**Task objective**
Compute how many lines below contain the word "firm" and respond with that number only.

- - - -

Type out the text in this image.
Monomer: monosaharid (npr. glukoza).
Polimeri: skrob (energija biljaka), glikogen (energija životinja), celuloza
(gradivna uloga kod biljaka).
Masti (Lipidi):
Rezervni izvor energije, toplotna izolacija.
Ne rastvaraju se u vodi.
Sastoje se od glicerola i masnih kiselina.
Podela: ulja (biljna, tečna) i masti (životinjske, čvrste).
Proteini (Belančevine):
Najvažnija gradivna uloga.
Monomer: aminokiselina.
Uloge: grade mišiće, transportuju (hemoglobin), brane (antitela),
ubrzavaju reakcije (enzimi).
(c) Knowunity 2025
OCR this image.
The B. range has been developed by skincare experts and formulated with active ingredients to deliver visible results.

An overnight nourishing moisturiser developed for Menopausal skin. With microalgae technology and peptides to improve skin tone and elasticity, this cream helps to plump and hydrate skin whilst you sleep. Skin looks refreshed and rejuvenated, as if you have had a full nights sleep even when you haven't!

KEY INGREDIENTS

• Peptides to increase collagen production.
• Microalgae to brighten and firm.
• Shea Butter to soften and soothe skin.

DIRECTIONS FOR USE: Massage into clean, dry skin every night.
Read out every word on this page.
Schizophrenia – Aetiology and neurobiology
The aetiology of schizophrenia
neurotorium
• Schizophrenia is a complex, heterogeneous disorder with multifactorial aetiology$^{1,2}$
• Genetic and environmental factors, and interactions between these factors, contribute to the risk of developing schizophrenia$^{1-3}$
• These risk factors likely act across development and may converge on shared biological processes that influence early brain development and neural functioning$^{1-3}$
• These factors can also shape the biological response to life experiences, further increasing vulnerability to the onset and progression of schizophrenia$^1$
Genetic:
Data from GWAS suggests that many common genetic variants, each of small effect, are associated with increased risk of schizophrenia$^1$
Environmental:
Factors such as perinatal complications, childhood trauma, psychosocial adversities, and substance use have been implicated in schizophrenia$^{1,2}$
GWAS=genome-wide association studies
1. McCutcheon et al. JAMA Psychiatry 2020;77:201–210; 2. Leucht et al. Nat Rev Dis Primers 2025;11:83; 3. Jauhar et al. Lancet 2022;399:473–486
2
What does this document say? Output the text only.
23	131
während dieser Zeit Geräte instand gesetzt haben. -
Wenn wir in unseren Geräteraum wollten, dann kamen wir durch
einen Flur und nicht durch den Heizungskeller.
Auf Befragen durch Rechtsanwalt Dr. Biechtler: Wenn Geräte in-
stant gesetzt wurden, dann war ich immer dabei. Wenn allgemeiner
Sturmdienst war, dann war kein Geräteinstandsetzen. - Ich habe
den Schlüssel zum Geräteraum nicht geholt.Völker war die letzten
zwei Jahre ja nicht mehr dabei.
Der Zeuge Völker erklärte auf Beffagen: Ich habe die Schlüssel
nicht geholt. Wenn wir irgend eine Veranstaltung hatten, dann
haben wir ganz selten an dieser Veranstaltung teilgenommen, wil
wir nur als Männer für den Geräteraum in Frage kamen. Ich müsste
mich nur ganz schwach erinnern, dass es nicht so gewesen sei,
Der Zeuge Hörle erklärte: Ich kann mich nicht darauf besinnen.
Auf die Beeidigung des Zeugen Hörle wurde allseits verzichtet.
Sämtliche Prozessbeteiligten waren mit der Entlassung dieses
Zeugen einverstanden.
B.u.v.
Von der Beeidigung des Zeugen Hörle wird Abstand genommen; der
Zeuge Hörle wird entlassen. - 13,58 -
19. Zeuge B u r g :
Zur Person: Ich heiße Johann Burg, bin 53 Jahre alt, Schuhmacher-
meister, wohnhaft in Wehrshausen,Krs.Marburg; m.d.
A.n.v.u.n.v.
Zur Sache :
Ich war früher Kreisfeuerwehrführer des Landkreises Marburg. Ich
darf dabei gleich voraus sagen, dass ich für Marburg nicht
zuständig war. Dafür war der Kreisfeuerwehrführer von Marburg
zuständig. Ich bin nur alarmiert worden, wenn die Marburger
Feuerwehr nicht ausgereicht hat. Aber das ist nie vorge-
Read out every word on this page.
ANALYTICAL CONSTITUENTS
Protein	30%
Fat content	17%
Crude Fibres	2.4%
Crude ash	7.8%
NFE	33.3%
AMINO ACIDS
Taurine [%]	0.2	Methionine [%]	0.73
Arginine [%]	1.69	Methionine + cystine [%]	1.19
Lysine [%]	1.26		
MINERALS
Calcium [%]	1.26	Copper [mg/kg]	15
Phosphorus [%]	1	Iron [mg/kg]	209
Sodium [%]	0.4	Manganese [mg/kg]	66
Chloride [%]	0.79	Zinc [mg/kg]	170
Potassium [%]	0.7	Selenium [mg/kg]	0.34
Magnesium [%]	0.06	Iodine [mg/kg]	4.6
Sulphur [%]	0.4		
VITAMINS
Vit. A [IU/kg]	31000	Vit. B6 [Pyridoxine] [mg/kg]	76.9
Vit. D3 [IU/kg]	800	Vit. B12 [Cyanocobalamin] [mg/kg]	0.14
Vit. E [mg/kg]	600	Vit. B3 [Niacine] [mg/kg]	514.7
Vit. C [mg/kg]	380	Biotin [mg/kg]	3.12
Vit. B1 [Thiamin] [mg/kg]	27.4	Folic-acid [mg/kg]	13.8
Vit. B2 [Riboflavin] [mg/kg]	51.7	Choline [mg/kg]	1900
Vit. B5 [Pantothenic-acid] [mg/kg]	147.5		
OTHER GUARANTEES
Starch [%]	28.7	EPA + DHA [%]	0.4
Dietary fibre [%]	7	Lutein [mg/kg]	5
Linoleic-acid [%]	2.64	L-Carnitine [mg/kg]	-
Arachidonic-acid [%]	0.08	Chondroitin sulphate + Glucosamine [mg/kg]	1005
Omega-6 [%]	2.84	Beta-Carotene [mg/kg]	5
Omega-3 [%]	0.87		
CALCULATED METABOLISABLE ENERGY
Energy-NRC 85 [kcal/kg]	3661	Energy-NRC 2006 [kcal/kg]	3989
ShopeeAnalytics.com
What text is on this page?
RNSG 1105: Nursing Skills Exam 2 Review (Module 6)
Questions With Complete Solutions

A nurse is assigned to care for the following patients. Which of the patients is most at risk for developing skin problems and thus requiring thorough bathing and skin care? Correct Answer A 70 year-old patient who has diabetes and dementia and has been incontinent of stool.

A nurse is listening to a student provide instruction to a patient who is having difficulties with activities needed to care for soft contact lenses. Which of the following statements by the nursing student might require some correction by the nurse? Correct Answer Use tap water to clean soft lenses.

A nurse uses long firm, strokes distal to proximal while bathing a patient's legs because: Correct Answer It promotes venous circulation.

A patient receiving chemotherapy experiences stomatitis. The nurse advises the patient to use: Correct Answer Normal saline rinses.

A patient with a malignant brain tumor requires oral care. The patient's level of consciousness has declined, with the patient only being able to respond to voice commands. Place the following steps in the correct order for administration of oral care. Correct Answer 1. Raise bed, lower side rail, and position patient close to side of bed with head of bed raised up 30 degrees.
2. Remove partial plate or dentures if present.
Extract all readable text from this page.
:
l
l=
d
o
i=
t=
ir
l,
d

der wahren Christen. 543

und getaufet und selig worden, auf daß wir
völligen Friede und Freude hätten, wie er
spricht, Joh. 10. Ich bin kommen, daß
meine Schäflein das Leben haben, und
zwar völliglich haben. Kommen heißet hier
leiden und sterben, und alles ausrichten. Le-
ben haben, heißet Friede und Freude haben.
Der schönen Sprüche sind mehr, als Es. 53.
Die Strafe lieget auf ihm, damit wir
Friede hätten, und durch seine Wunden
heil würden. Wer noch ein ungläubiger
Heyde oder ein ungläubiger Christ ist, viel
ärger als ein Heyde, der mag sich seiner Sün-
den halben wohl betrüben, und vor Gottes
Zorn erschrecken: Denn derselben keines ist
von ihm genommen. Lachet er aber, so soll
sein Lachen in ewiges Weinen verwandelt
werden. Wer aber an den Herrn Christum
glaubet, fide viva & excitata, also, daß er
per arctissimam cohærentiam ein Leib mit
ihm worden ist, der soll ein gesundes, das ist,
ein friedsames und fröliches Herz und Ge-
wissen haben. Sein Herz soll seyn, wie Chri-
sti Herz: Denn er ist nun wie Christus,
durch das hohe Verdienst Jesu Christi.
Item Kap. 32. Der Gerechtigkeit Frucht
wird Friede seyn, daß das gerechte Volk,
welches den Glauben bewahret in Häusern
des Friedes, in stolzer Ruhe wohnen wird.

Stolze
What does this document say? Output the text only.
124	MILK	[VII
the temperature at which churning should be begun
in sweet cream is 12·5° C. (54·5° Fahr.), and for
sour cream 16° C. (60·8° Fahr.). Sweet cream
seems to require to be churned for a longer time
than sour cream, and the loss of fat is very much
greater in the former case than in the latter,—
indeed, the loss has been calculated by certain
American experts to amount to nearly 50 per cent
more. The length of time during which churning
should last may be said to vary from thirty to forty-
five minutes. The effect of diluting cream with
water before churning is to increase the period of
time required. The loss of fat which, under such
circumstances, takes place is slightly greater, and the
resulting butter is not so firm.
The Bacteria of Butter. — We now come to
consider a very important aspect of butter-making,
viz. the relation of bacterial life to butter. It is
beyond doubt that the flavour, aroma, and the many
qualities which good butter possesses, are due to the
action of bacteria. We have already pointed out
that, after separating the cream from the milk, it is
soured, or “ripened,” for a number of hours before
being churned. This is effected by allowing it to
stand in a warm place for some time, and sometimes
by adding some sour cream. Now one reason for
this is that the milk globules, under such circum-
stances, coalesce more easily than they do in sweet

- - - -

**Response to this exercise**
3